:: Excerpt

1982 Letter by Nagamine Shoshin to the JKF on behalf of the Okinawa-ken Karate-do Renmei

When I visited Nagamine Takayoshi at his dojo in Naha Kumoji one day in I believe 2011, he showed me a letter written by his father Nagamine Shoshin decades ago. The letter was written on behalf of the Karate Federation of Okinawa Prefecture (Okinawa-ken Karate-do Renmei). Although it had once been partly translated in a booklet for a demonstration, the meaning of the translation was barely recognizable. Furthermore, it reached only a very few number of people. That day he asked me to make this important matter known to the karate world. I made photographs of the letter and worked it out using proper and recognizable terminology. The implications of Nagamine’s letter are still the more up-to-date today.

Meanwhile the JKF and WKF removed the standardized shitei kata. At least that is the official terminology. In fact, standardization just reached the next level. And not one single mistake of the past had actually been rectified. The shitei-ization is just more homogenuous and all-encompassing now.

So I once more post the wording of the letter as follows.

To: Zen Nihon Karate-do Renmei (= JKF), Takagi Fusajiro, Managing Director.

From: Okinawa-ken Karate-do Renmei (Okinawa Karate Federation), Nagamine Shoshin, President.

Date: November 1st, 1982

“Regarding the shitei kata (designated kata) of Karate-do at the National Athletic Meet.

::::
:: Provided material

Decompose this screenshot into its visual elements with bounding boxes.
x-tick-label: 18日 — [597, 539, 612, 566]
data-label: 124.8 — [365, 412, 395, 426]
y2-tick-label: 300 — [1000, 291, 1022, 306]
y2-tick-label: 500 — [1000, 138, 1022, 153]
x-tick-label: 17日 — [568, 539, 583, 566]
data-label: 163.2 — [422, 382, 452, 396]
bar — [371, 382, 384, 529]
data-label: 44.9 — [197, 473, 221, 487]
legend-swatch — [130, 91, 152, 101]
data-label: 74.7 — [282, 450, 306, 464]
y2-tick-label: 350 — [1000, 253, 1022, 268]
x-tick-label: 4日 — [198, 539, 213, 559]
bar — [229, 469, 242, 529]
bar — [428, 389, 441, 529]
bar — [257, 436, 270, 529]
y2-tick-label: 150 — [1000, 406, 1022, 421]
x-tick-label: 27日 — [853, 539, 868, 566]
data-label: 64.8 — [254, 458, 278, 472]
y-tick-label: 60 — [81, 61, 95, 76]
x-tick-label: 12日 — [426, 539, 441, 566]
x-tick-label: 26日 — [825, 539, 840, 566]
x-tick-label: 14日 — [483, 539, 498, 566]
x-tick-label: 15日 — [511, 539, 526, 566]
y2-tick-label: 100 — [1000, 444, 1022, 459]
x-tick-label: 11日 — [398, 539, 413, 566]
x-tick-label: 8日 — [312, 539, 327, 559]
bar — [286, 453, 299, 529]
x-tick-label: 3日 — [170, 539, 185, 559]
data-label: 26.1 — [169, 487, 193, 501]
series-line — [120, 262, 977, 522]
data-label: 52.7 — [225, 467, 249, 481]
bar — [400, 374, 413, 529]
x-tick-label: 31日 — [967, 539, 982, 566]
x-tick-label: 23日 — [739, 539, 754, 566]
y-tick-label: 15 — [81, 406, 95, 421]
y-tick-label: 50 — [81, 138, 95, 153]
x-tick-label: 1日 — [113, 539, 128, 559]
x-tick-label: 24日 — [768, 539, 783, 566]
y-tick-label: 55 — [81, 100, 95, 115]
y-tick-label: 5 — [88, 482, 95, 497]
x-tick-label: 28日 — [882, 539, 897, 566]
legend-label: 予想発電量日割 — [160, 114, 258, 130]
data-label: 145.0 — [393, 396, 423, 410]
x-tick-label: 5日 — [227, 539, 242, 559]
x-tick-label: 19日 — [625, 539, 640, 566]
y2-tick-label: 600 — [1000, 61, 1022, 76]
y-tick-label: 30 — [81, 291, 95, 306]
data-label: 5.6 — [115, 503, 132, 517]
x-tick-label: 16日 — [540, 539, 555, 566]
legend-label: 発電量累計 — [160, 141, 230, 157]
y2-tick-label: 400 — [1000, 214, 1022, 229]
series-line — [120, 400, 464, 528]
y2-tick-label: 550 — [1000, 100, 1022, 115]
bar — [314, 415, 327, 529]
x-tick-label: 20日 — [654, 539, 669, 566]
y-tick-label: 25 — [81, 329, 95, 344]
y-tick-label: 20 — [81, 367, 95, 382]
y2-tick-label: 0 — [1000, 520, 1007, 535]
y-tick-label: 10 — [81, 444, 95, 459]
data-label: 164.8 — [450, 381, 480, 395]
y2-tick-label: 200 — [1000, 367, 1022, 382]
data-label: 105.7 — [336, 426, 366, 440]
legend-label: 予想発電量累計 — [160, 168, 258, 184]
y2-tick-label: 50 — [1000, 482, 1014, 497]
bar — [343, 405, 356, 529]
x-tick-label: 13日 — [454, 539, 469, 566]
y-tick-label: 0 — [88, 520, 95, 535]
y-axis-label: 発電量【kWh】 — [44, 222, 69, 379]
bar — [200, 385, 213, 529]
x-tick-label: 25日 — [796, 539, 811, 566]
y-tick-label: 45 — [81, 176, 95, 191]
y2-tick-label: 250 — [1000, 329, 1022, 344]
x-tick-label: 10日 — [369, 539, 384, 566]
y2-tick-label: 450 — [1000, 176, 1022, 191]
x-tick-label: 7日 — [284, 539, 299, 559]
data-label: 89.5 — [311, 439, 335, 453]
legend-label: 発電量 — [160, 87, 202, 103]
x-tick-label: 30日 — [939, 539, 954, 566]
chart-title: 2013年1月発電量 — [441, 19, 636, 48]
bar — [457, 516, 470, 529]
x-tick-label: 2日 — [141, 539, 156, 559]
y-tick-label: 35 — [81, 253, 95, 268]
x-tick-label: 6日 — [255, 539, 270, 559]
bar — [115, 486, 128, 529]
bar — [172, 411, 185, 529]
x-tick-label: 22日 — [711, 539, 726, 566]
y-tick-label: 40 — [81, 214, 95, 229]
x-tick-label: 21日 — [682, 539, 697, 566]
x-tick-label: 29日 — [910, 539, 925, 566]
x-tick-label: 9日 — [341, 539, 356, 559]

::::

[Prompt]
In the excerpt about the 1982 Nagamine Shoshin letter, who is named as the recipient of the letter, and what was his position?

[Finished exercise]
Takagi Fusajiro, Managing Director of the Zen Nihon Karate-do Renmei (JKF).